Of all the lines in the material, how many contain the word "中共厦门市委党史研究室"? State the number alone.
[START]
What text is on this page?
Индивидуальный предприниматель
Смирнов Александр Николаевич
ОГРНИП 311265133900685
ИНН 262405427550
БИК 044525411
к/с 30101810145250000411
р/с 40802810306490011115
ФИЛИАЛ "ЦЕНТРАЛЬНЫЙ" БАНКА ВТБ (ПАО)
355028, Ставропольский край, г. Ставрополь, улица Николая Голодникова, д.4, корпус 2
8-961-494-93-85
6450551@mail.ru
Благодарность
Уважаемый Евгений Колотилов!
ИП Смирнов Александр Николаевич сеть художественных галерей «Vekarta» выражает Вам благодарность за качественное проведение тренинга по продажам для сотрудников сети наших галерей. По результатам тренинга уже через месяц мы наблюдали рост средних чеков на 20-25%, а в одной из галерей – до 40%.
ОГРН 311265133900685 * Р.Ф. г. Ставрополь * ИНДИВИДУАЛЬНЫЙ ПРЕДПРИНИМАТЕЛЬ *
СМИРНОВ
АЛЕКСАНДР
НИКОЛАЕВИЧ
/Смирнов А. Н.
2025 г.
[END]
[START]
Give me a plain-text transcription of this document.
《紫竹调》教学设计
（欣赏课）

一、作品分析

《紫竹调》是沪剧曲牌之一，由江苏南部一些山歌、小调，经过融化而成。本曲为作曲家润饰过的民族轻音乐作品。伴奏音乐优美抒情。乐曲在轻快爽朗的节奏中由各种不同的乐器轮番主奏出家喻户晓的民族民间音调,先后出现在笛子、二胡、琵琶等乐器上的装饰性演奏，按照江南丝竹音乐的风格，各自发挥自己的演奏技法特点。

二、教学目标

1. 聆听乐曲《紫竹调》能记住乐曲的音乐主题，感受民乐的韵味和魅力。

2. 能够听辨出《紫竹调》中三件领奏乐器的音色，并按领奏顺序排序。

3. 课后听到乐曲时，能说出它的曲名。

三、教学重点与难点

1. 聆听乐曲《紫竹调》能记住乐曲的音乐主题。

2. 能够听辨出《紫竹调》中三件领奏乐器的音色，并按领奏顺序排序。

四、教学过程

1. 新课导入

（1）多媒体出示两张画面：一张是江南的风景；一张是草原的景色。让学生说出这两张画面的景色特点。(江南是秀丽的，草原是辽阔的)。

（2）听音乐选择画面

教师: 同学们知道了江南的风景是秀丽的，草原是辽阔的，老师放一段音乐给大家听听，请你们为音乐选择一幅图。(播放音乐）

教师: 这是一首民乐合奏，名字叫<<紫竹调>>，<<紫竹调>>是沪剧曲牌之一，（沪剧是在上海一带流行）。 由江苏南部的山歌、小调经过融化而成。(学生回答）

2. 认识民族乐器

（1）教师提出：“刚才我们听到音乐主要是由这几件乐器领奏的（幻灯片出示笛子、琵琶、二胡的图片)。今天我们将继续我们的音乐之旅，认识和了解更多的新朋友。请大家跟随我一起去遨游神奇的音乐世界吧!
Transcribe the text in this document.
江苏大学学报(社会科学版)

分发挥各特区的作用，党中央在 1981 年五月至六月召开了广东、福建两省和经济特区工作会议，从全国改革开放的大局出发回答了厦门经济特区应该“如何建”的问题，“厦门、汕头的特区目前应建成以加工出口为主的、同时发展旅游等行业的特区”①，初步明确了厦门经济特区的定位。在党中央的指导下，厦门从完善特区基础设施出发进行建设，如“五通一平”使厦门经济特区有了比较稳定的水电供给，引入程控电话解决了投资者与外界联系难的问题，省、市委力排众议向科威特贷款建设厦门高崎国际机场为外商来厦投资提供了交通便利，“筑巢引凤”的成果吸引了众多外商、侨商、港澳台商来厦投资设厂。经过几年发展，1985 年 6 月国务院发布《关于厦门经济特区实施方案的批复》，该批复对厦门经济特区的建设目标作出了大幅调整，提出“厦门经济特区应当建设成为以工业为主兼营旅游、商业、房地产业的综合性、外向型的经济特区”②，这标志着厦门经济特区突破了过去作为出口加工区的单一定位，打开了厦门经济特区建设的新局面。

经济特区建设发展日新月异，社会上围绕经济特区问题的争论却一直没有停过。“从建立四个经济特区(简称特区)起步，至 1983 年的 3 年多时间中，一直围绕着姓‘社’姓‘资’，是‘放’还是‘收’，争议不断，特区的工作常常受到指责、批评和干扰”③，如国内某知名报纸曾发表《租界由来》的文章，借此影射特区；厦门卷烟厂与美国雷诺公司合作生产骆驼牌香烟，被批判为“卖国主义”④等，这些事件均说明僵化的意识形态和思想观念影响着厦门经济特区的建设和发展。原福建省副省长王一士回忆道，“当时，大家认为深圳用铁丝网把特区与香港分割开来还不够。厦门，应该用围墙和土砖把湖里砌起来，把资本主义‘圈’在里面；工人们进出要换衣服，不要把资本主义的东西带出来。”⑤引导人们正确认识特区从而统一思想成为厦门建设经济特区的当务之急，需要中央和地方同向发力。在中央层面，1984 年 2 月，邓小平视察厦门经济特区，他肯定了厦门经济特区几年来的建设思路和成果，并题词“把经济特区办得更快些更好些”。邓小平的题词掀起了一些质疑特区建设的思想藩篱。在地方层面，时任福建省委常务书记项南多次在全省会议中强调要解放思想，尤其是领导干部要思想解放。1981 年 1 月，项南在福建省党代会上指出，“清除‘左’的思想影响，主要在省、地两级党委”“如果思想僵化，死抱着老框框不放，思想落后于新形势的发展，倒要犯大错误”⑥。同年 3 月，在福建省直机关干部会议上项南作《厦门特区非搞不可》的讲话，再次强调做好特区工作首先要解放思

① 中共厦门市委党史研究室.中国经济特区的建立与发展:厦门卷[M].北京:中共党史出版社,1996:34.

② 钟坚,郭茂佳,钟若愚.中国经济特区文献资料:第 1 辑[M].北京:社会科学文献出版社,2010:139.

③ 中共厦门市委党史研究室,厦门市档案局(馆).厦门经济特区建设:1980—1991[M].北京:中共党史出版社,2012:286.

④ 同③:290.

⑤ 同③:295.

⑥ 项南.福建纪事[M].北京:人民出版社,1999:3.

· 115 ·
[END]
EXERCISE RESPONSE: 2